● **Given task**
Omit the pictures and return every entry exactly as written.
┄┄┄┄┄┄┄┄┄┄
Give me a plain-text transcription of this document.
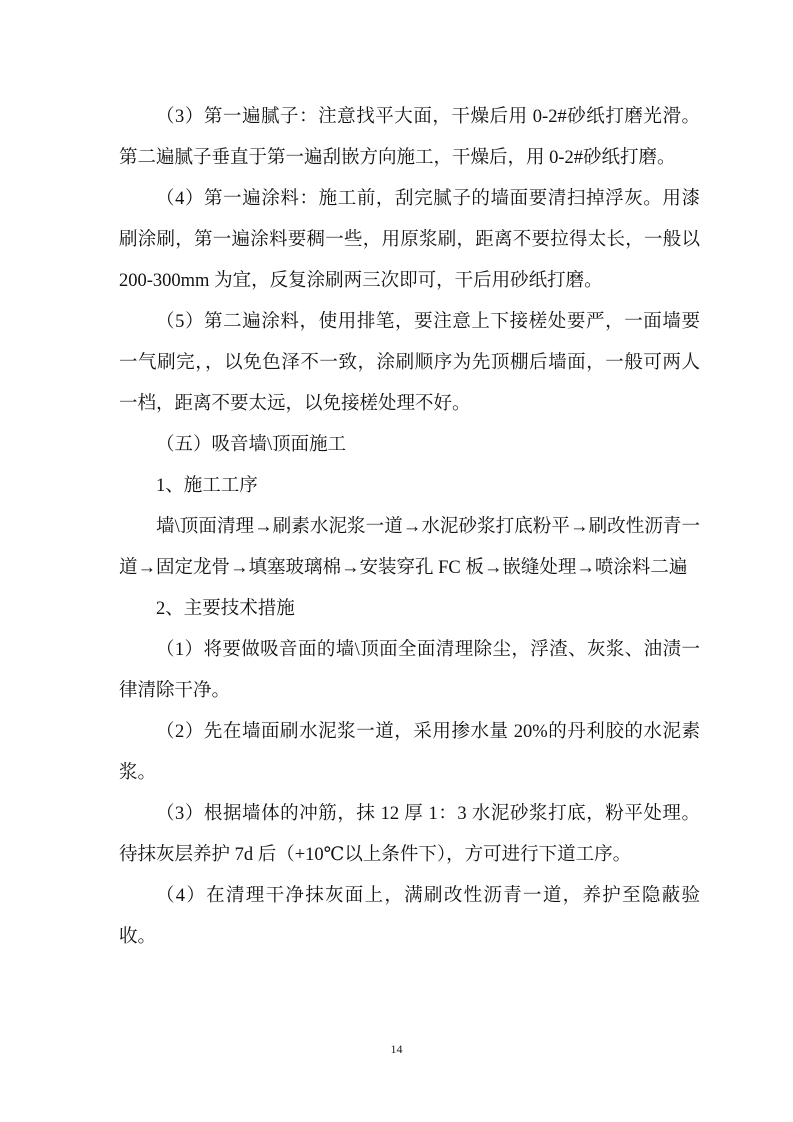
（3）第一遍腻子：注意找平大面，干燥后用 0-2#砂纸打磨光滑。第二遍腻子垂直于第一遍刮嵌方向施工，干燥后，用 0-2#砂纸打磨。

（4）第一遍涂料：施工前，刮完腻子的墙面要清扫掉浮灰。用漆刷涂刷，第一遍涂料要稠一些，用原浆刷，距离不要拉得太长，一般以 200-300mm 为宜，反复涂刷两三次即可，干后用砂纸打磨。

（5）第二遍涂料，使用排笔，要注意上下接槎处要严，一面墙要一气刷完，，以免色泽不一致，涂刷顺序为先顶棚后墙面，一般可两人一档，距离不要太远，以免接槎处理不好。

（五）吸音墙\顶面施工

1、施工工序

墙\顶面清理→刷素水泥浆一道→水泥砂浆打底粉平→刷改性沥青一道→固定龙骨→填塞玻璃棉→安装穿孔 FC 板→嵌缝处理→喷涂料二遍

2、主要技术措施

（1）将要做吸音面的墙\顶面全面清理除尘，浮渣、灰浆、油渍一律清除干净。

（2）先在墙面刷水泥浆一道，采用掺水量 20%的丹利胶的水泥素浆。

（3）根据墙体的冲筋，抹 12 厚 1：3 水泥砂浆打底，粉平处理。待抹灰层养护 7d 后（+10℃以上条件下），方可进行下道工序。

（4）在清理干净抹灰面上，满刷改性沥青一道，养护至隐蔽验收。

14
┄┄┄┄┄┄┄┄┄┄
● **Solution for this task**
Give me a plain-text transcription of this document.
（3）第一遍腻子：注意找平大面，干燥后用 0-2#砂纸打磨光滑。第二遍腻子垂直于第一遍刮嵌方向施工，干燥后，用 0-2#砂纸打磨。

（4）第一遍涂料：施工前，刮完腻子的墙面要清扫掉浮灰。用漆刷涂刷，第一遍涂料要稠一些，用原浆刷，距离不要拉得太长，一般以 200-300mm 为宜，反复涂刷两三次即可，干后用砂纸打磨。

（5）第二遍涂料，使用排笔，要注意上下接槎处要严，一面墙要一气刷完，，以免色泽不一致，涂刷顺序为先顶棚后墙面，一般可两人一档，距离不要太远，以免接槎处理不好。

（五）吸音墙\顶面施工

1、施工工序

墙\顶面清理→刷素水泥浆一道→水泥砂浆打底粉平→刷改性沥青一道→固定龙骨→填塞玻璃棉→安装穿孔 FC 板→嵌缝处理→喷涂料二遍

2、主要技术措施

（1）将要做吸音面的墙\顶面全面清理除尘，浮渣、灰浆、油渍一律清除干净。

（2）先在墙面刷水泥浆一道，采用掺水量 20%的丹利胶的水泥素浆。

（3）根据墙体的冲筋，抹 12 厚 1：3 水泥砂浆打底，粉平处理。待抹灰层养护 7d 后（+10℃以上条件下），方可进行下道工序。

（4）在清理干净抹灰面上，满刷改性沥青一道，养护至隐蔽验收。

14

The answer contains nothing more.